## Begin

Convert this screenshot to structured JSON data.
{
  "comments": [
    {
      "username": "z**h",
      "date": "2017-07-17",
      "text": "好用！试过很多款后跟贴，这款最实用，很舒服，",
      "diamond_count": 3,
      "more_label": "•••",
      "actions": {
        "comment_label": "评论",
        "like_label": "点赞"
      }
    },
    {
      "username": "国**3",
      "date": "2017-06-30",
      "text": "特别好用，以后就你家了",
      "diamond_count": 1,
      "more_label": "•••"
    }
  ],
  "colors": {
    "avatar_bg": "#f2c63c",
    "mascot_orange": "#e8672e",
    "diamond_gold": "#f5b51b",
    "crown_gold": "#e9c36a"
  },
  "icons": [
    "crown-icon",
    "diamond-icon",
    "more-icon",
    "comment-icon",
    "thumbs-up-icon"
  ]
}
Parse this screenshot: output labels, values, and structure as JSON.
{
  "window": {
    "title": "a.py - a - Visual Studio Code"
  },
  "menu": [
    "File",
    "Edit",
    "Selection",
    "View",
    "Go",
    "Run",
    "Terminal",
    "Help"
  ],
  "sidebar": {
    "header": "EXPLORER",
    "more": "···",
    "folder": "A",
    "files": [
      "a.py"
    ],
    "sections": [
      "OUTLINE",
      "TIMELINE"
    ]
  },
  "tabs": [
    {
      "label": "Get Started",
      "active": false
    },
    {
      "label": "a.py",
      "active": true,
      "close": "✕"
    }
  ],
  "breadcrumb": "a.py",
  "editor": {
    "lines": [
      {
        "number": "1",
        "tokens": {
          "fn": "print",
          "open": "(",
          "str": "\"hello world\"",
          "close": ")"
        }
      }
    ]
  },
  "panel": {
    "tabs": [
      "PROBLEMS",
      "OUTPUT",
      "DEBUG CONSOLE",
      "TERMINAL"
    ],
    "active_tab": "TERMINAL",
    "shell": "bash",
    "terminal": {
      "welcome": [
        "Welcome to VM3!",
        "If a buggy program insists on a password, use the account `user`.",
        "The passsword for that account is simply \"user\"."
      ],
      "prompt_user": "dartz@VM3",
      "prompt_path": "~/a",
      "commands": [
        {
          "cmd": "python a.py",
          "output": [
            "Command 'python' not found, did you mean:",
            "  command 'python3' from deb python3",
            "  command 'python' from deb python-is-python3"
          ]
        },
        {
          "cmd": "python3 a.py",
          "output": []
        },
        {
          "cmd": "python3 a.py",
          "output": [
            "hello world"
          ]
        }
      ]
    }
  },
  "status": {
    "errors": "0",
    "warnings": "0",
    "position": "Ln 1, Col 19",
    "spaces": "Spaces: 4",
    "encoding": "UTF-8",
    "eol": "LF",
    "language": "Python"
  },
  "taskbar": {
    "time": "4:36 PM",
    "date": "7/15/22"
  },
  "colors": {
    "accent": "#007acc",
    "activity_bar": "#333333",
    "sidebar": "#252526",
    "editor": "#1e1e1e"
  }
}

## End

• [TASK DIRECTIONS]:
Whenever "account" turns up in a line, pick that line out.

• [PROBLEM SOLUTION]:
        "If a buggy program insists on a password, use the account `user`.",
        "The passsword for that account is simply \"user\"."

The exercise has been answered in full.